— start Records supplied —

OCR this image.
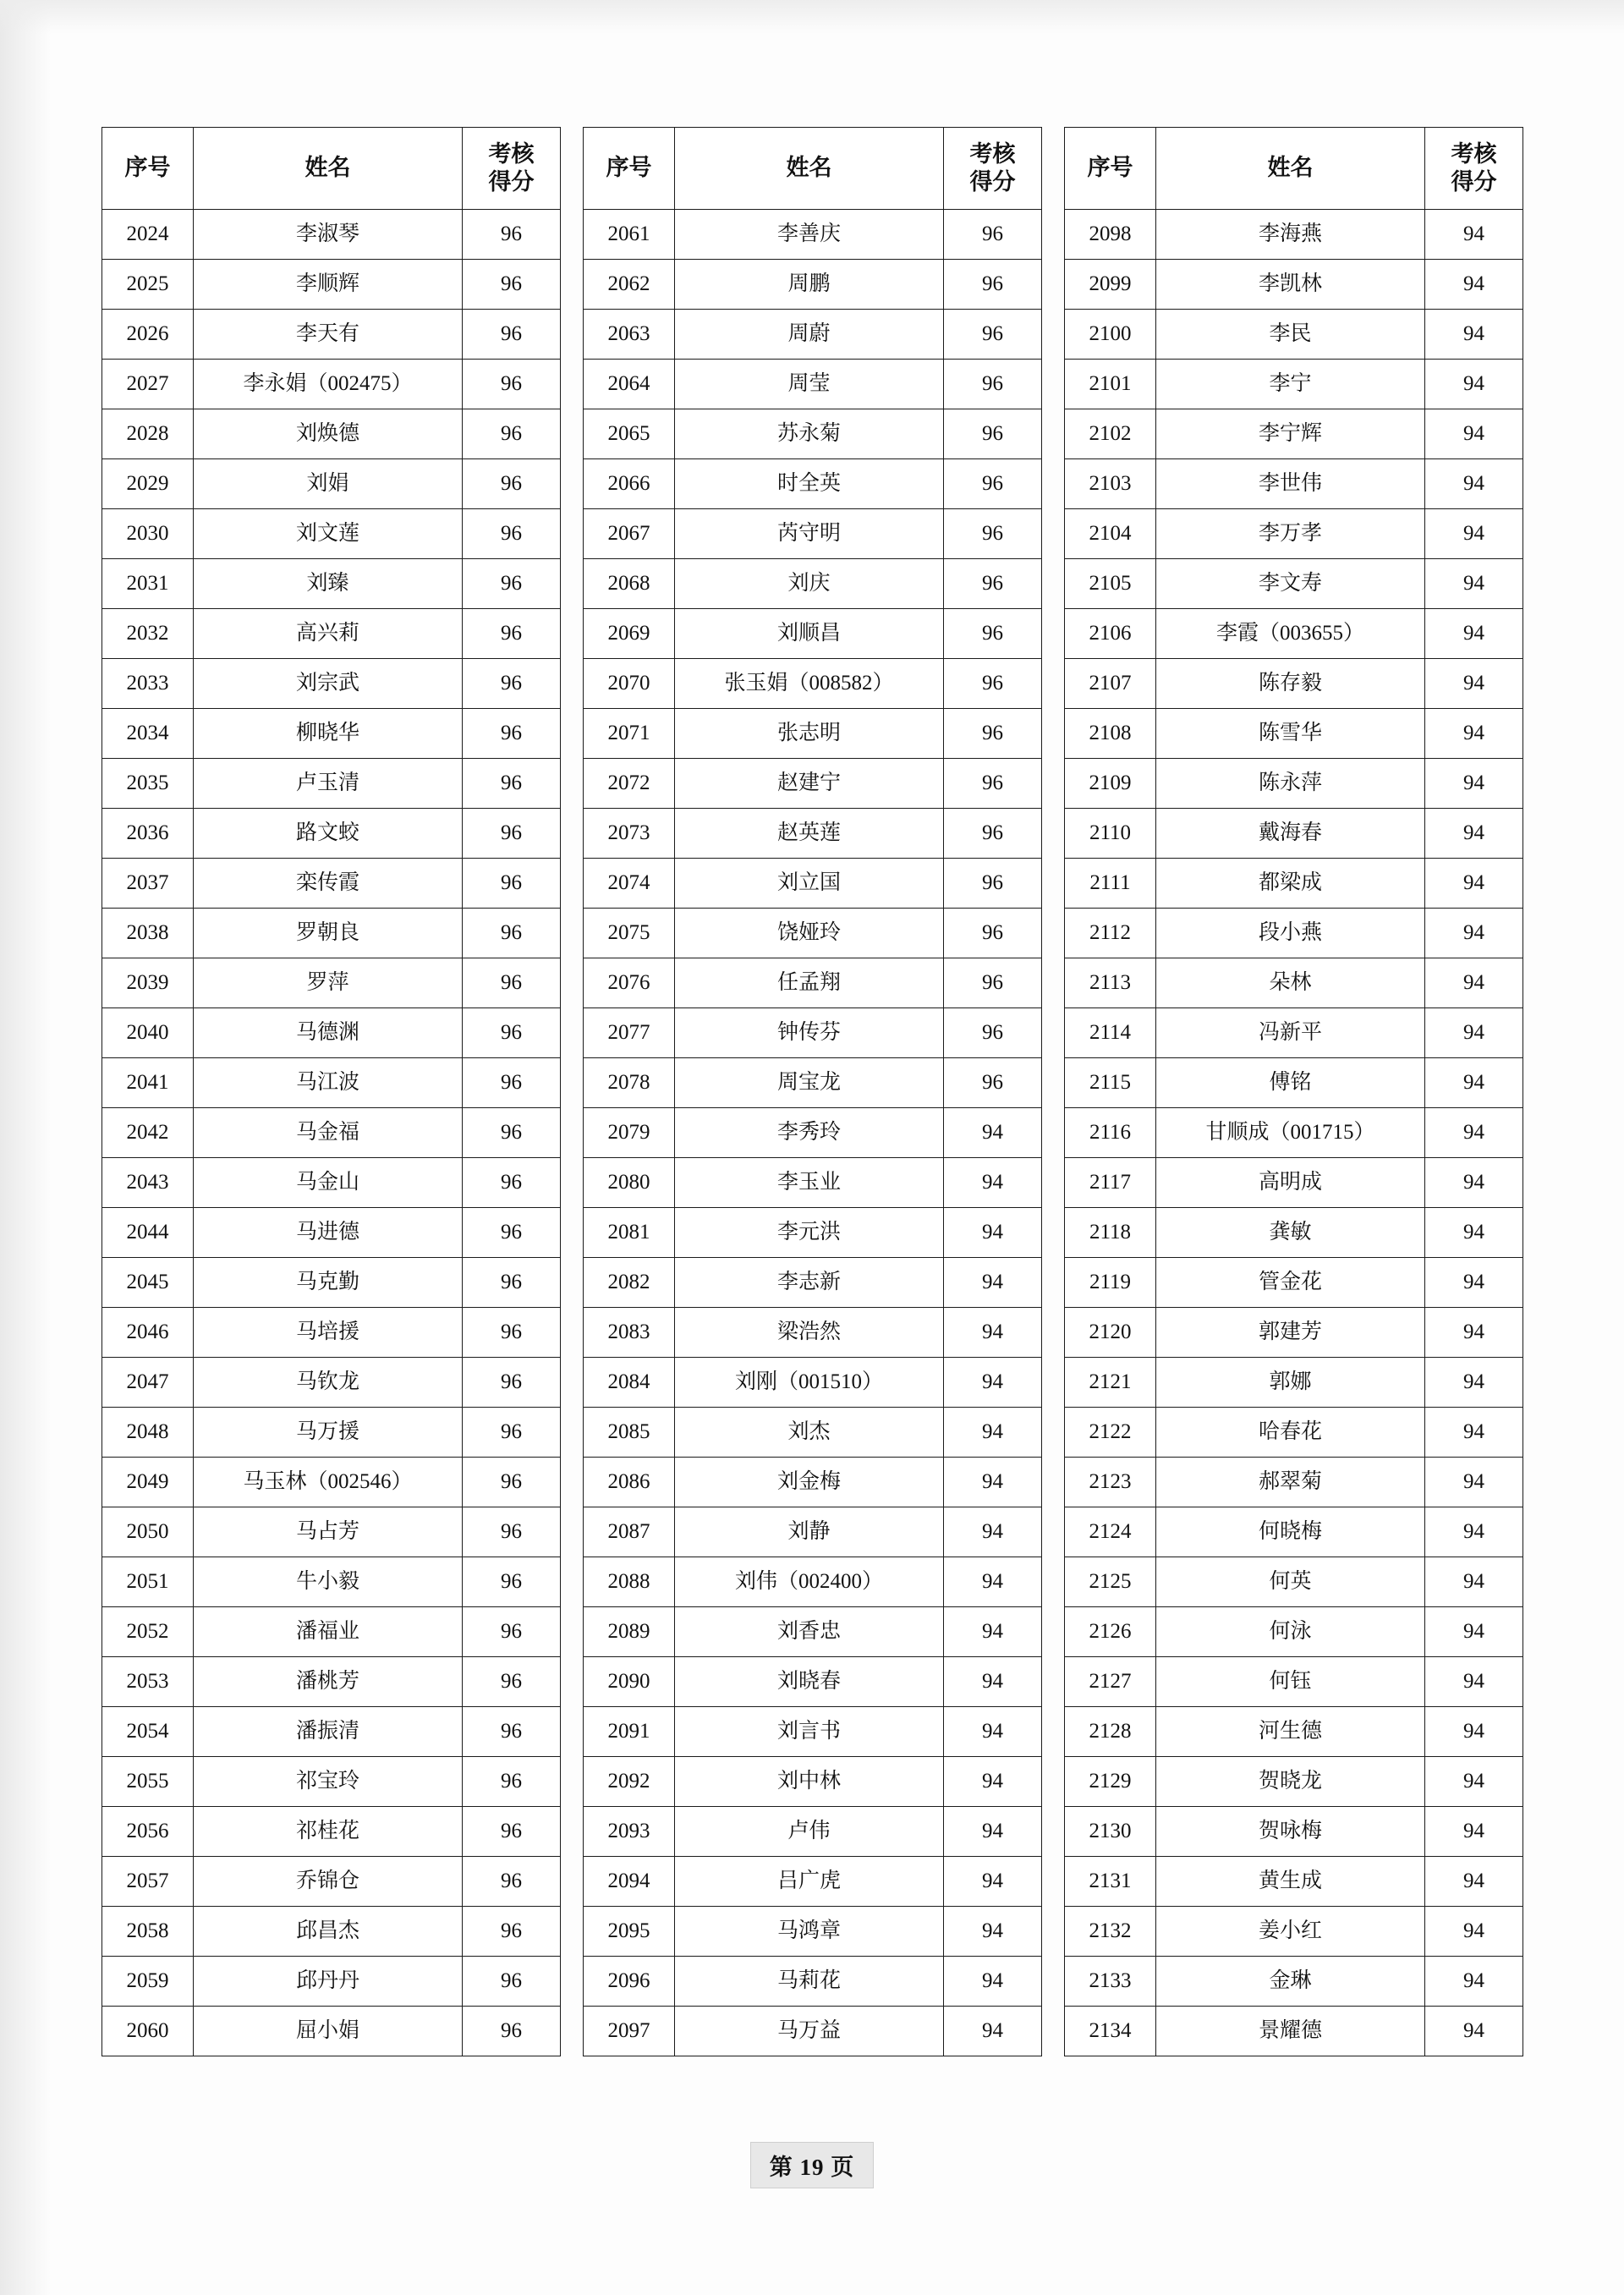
序号	姓名	考核
得分

2024	李淑琴	96
2025	李顺辉	96
2026	李天有	96
2027	李永娟（002475）	96
2028	刘焕德	96
2029	刘娟	96
2030	刘文莲	96
2031	刘臻	96
2032	高兴莉	96
2033	刘宗武	96
2034	柳晓华	96
2035	卢玉清	96
2036	路文蛟	96
2037	栾传霞	96
2038	罗朝良	96
2039	罗萍	96
2040	马德渊	96
2041	马江波	96
2042	马金福	96
2043	马金山	96
2044	马进德	96
2045	马克勤	96
2046	马培援	96
2047	马钦龙	96
2048	马万援	96
2049	马玉林（002546）	96
2050	马占芳	96
2051	牛小毅	96
2052	潘福业	96
2053	潘桃芳	96
2054	潘振清	96
2055	祁宝玲	96
2056	祁桂花	96
2057	乔锦仓	96
2058	邱昌杰	96
2059	邱丹丹	96
2060	屈小娟	96
序号	姓名	考核
得分

2061	李善庆	96
2062	周鹏	96
2063	周蔚	96
2064	周莹	96
2065	苏永菊	96
2066	时全英	96
2067	芮守明	96
2068	刘庆	96
2069	刘顺昌	96
2070	张玉娟（008582）	96
2071	张志明	96
2072	赵建宁	96
2073	赵英莲	96
2074	刘立国	96
2075	饶娅玲	96
2076	任孟翔	96
2077	钟传芬	96
2078	周宝龙	96
2079	李秀玲	94
2080	李玉业	94
2081	李元洪	94
2082	李志新	94
2083	梁浩然	94
2084	刘刚（001510）	94
2085	刘杰	94
2086	刘金梅	94
2087	刘静	94
2088	刘伟（002400）	94
2089	刘香忠	94
2090	刘晓春	94
2091	刘言书	94
2092	刘中林	94
2093	卢伟	94
2094	吕广虎	94
2095	马鸿章	94
2096	马莉花	94
2097	马万益	94
序号	姓名	考核
得分

2098	李海燕	94
2099	李凯林	94
2100	李民	94
2101	李宁	94
2102	李宁辉	94
2103	李世伟	94
2104	李万孝	94
2105	李文寿	94
2106	李霞（003655）	94
2107	陈存毅	94
2108	陈雪华	94
2109	陈永萍	94
2110	戴海春	94
2111	都梁成	94
2112	段小燕	94
2113	朵林	94
2114	冯新平	94
2115	傅铭	94
2116	甘顺成（001715）	94
2117	高明成	94
2118	龚敏	94
2119	管金花	94
2120	郭建芳	94
2121	郭娜	94
2122	哈春花	94
2123	郝翠菊	94
2124	何晓梅	94
2125	何英	94
2126	何泳	94
2127	何钰	94
2128	河生德	94
2129	贺晓龙	94
2130	贺咏梅	94
2131	黄生成	94
2132	姜小红	94
2133	金琳	94
2134	景耀德	94
第 19 页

— end Records supplied —

→ Exercise details:
Reproduce all of the data exactly; the pictures do not belong in the copy.

→ Correct result:
OCR this image.
序号	姓名	考核
得分

2024	李淑琴	96
2025	李顺辉	96
2026	李天有	96
2027	李永娟（002475）	96
2028	刘焕德	96
2029	刘娟	96
2030	刘文莲	96
2031	刘臻	96
2032	高兴莉	96
2033	刘宗武	96
2034	柳晓华	96
2035	卢玉清	96
2036	路文蛟	96
2037	栾传霞	96
2038	罗朝良	96
2039	罗萍	96
2040	马德渊	96
2041	马江波	96
2042	马金福	96
2043	马金山	96
2044	马进德	96
2045	马克勤	96
2046	马培援	96
2047	马钦龙	96
2048	马万援	96
2049	马玉林（002546）	96
2050	马占芳	96
2051	牛小毅	96
2052	潘福业	96
2053	潘桃芳	96
2054	潘振清	96
2055	祁宝玲	96
2056	祁桂花	96
2057	乔锦仓	96
2058	邱昌杰	96
2059	邱丹丹	96
2060	屈小娟	96
序号	姓名	考核
得分

2061	李善庆	96
2062	周鹏	96
2063	周蔚	96
2064	周莹	96
2065	苏永菊	96
2066	时全英	96
2067	芮守明	96
2068	刘庆	96
2069	刘顺昌	96
2070	张玉娟（008582）	96
2071	张志明	96
2072	赵建宁	96
2073	赵英莲	96
2074	刘立国	96
2075	饶娅玲	96
2076	任孟翔	96
2077	钟传芬	96
2078	周宝龙	96
2079	李秀玲	94
2080	李玉业	94
2081	李元洪	94
2082	李志新	94
2083	梁浩然	94
2084	刘刚（001510）	94
2085	刘杰	94
2086	刘金梅	94
2087	刘静	94
2088	刘伟（002400）	94
2089	刘香忠	94
2090	刘晓春	94
2091	刘言书	94
2092	刘中林	94
2093	卢伟	94
2094	吕广虎	94
2095	马鸿章	94
2096	马莉花	94
2097	马万益	94
序号	姓名	考核
得分

2098	李海燕	94
2099	李凯林	94
2100	李民	94
2101	李宁	94
2102	李宁辉	94
2103	李世伟	94
2104	李万孝	94
2105	李文寿	94
2106	李霞（003655）	94
2107	陈存毅	94
2108	陈雪华	94
2109	陈永萍	94
2110	戴海春	94
2111	都梁成	94
2112	段小燕	94
2113	朵林	94
2114	冯新平	94
2115	傅铭	94
2116	甘顺成（001715）	94
2117	高明成	94
2118	龚敏	94
2119	管金花	94
2120	郭建芳	94
2121	郭娜	94
2122	哈春花	94
2123	郝翠菊	94
2124	何晓梅	94
2125	何英	94
2126	何泳	94
2127	何钰	94
2128	河生德	94
2129	贺晓龙	94
2130	贺咏梅	94
2131	黄生成	94
2132	姜小红	94
2133	金琳	94
2134	景耀德	94
第 19 页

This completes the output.